#### INPUT DATA
☆ ☆ ☆

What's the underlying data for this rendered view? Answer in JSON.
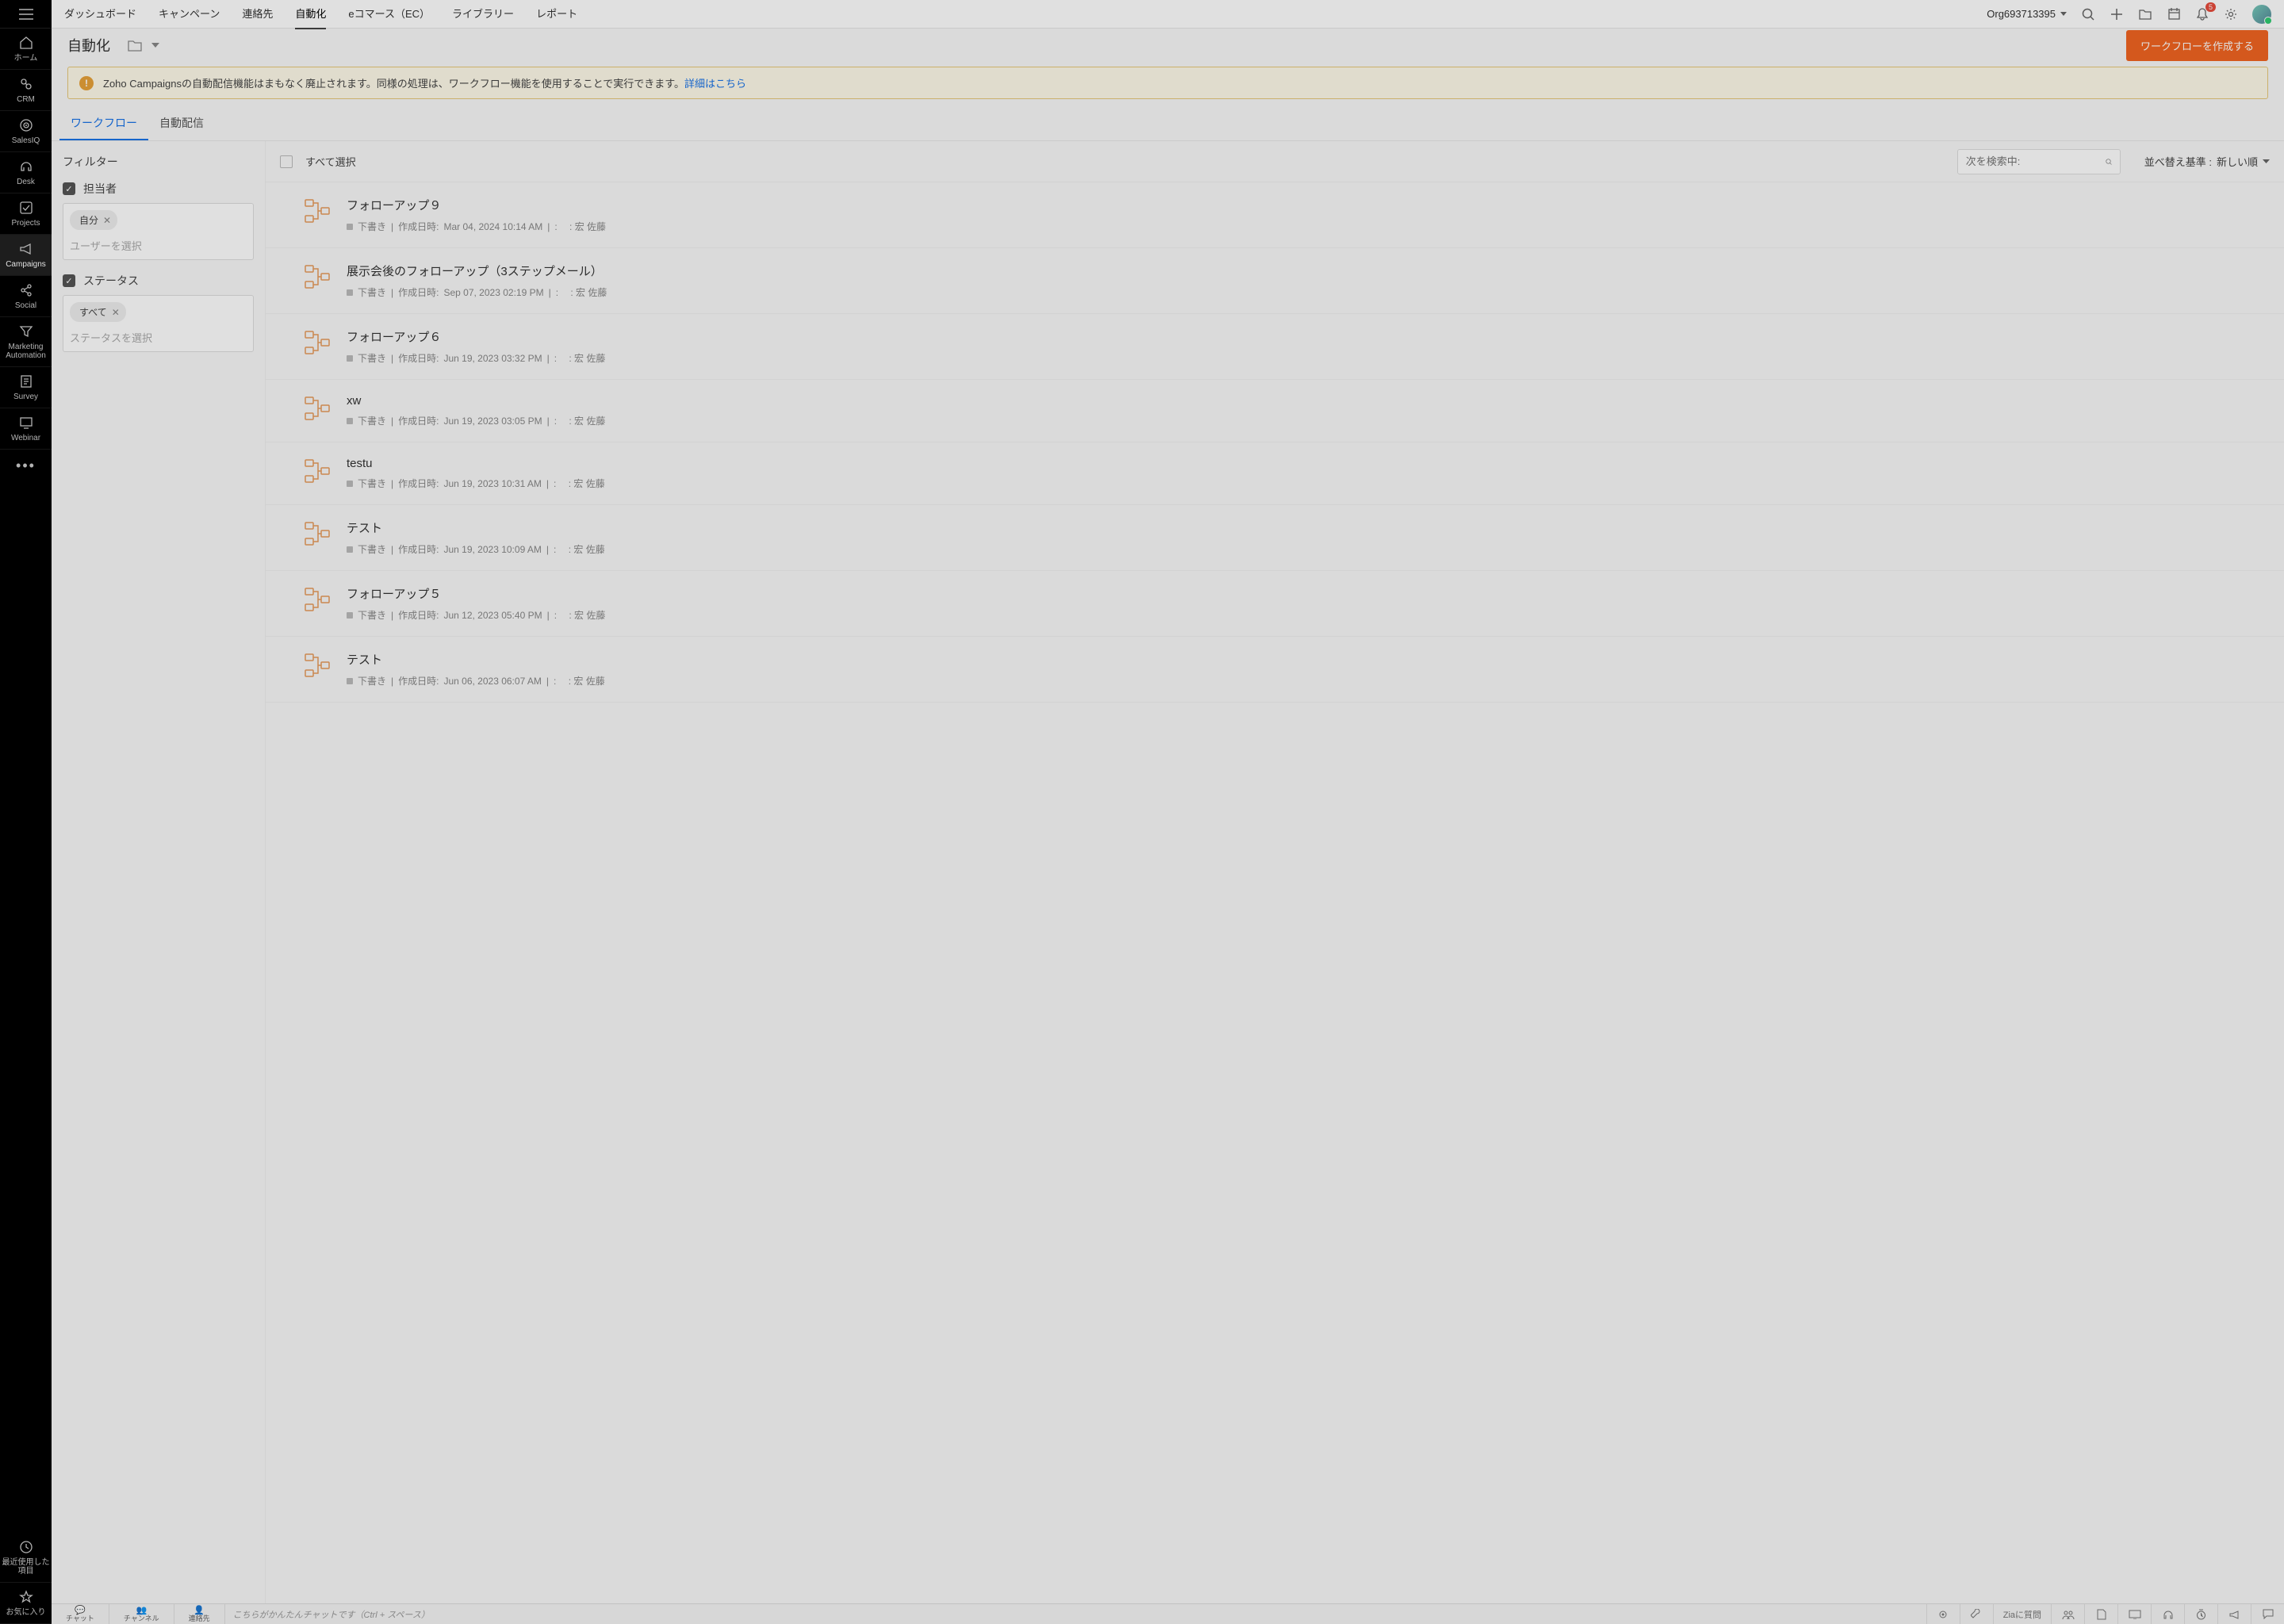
{
  "top_nav": {
    "tabs": [
      "ダッシュボード",
      "キャンペーン",
      "連絡先",
      "自動化",
      "eコマース（EC）",
      "ライブラリー",
      "レポート"
    ],
    "active_index": 3,
    "org": "Org693713395",
    "notif_badge": "5"
  },
  "left_rail": [
    {
      "label": "ホーム",
      "icon": "home-icon"
    },
    {
      "label": "CRM",
      "icon": "link-icon"
    },
    {
      "label": "SalesIQ",
      "icon": "radar-icon"
    },
    {
      "label": "Desk",
      "icon": "headset-icon"
    },
    {
      "label": "Projects",
      "icon": "check-icon"
    },
    {
      "label": "Campaigns",
      "icon": "megaphone-icon",
      "active": true
    },
    {
      "label": "Social",
      "icon": "share-icon"
    },
    {
      "label": "Marketing Automation",
      "icon": "funnel-icon"
    },
    {
      "label": "Survey",
      "icon": "survey-icon"
    },
    {
      "label": "Webinar",
      "icon": "webinar-icon"
    }
  ],
  "left_rail_bottom": [
    {
      "label": "最近使用した項目",
      "icon": "clock-icon"
    },
    {
      "label": "お気に入り",
      "icon": "star-icon"
    }
  ],
  "page": {
    "title": "自動化",
    "create_button": "ワークフローを作成する"
  },
  "notice": {
    "text": "Zoho Campaignsの自動配信機能はまもなく廃止されます。同様の処理は、ワークフロー機能を使用することで実行できます。",
    "link": "詳細はこちら"
  },
  "sub_tabs": {
    "items": [
      "ワークフロー",
      "自動配信"
    ],
    "active_index": 0
  },
  "filters": {
    "title": "フィルター",
    "groups": [
      {
        "label": "担当者",
        "chips": [
          "自分"
        ],
        "placeholder": "ユーザーを選択"
      },
      {
        "label": "ステータス",
        "chips": [
          "すべて"
        ],
        "placeholder": "ステータスを選択"
      }
    ]
  },
  "list_toolbar": {
    "select_all": "すべて選択",
    "search_placeholder": "次を検索中:",
    "sort_label": "並べ替え基準 :",
    "sort_value": "新しい順"
  },
  "meta_labels": {
    "status": "下書き",
    "created": "作成日時:",
    "by": ": 宏 佐藤"
  },
  "workflows": [
    {
      "title": "フォローアップ９",
      "date": "Mar 04, 2024 10:14 AM"
    },
    {
      "title": "展示会後のフォローアップ（3ステップメール）",
      "date": "Sep 07, 2023 02:19 PM"
    },
    {
      "title": "フォローアップ６",
      "date": "Jun 19, 2023 03:32 PM"
    },
    {
      "title": "xw",
      "date": "Jun 19, 2023 03:05 PM"
    },
    {
      "title": "testu",
      "date": "Jun 19, 2023 10:31 AM"
    },
    {
      "title": "テスト",
      "date": "Jun 19, 2023 10:09 AM"
    },
    {
      "title": "フォローアップ５",
      "date": "Jun 12, 2023 05:40 PM"
    },
    {
      "title": "テスト",
      "date": "Jun 06, 2023 06:07 AM"
    }
  ],
  "bottom_bar": {
    "items": [
      {
        "label": "チャット"
      },
      {
        "label": "チャンネル"
      },
      {
        "label": "連絡先"
      }
    ],
    "chat_placeholder": "こちらがかんたんチャットです（Ctrl + スペース）",
    "zia": "Ziaに質問"
  }
}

☆ ☆ ☆

Retype all of the entries exactly as written, leaving out any images.

#### RESPONSE TO THE TASK
What's the underlying data for this rendered view? Answer in JSON.
{
  "top_nav": {
    "tabs": [
      "ダッシュボード",
      "キャンペーン",
      "連絡先",
      "自動化",
      "eコマース（EC）",
      "ライブラリー",
      "レポート"
    ],
    "active_index": 3,
    "org": "Org693713395",
    "notif_badge": "5"
  },
  "left_rail": [
    {
      "label": "ホーム",
      "icon": "home-icon"
    },
    {
      "label": "CRM",
      "icon": "link-icon"
    },
    {
      "label": "SalesIQ",
      "icon": "radar-icon"
    },
    {
      "label": "Desk",
      "icon": "headset-icon"
    },
    {
      "label": "Projects",
      "icon": "check-icon"
    },
    {
      "label": "Campaigns",
      "icon": "megaphone-icon",
      "active": true
    },
    {
      "label": "Social",
      "icon": "share-icon"
    },
    {
      "label": "Marketing Automation",
      "icon": "funnel-icon"
    },
    {
      "label": "Survey",
      "icon": "survey-icon"
    },
    {
      "label": "Webinar",
      "icon": "webinar-icon"
    }
  ],
  "left_rail_bottom": [
    {
      "label": "最近使用した項目",
      "icon": "clock-icon"
    },
    {
      "label": "お気に入り",
      "icon": "star-icon"
    }
  ],
  "page": {
    "title": "自動化",
    "create_button": "ワークフローを作成する"
  },
  "notice": {
    "text": "Zoho Campaignsの自動配信機能はまもなく廃止されます。同様の処理は、ワークフロー機能を使用することで実行できます。",
    "link": "詳細はこちら"
  },
  "sub_tabs": {
    "items": [
      "ワークフロー",
      "自動配信"
    ],
    "active_index": 0
  },
  "filters": {
    "title": "フィルター",
    "groups": [
      {
        "label": "担当者",
        "chips": [
          "自分"
        ],
        "placeholder": "ユーザーを選択"
      },
      {
        "label": "ステータス",
        "chips": [
          "すべて"
        ],
        "placeholder": "ステータスを選択"
      }
    ]
  },
  "list_toolbar": {
    "select_all": "すべて選択",
    "search_placeholder": "次を検索中:",
    "sort_label": "並べ替え基準 :",
    "sort_value": "新しい順"
  },
  "meta_labels": {
    "status": "下書き",
    "created": "作成日時:",
    "by": ": 宏 佐藤"
  },
  "workflows": [
    {
      "title": "フォローアップ９",
      "date": "Mar 04, 2024 10:14 AM"
    },
    {
      "title": "展示会後のフォローアップ（3ステップメール）",
      "date": "Sep 07, 2023 02:19 PM"
    },
    {
      "title": "フォローアップ６",
      "date": "Jun 19, 2023 03:32 PM"
    },
    {
      "title": "xw",
      "date": "Jun 19, 2023 03:05 PM"
    },
    {
      "title": "testu",
      "date": "Jun 19, 2023 10:31 AM"
    },
    {
      "title": "テスト",
      "date": "Jun 19, 2023 10:09 AM"
    },
    {
      "title": "フォローアップ５",
      "date": "Jun 12, 2023 05:40 PM"
    },
    {
      "title": "テスト",
      "date": "Jun 06, 2023 06:07 AM"
    }
  ],
  "bottom_bar": {
    "items": [
      {
        "label": "チャット"
      },
      {
        "label": "チャンネル"
      },
      {
        "label": "連絡先"
      }
    ],
    "chat_placeholder": "こちらがかんたんチャットです（Ctrl + スペース）",
    "zia": "Ziaに質問"
  }
}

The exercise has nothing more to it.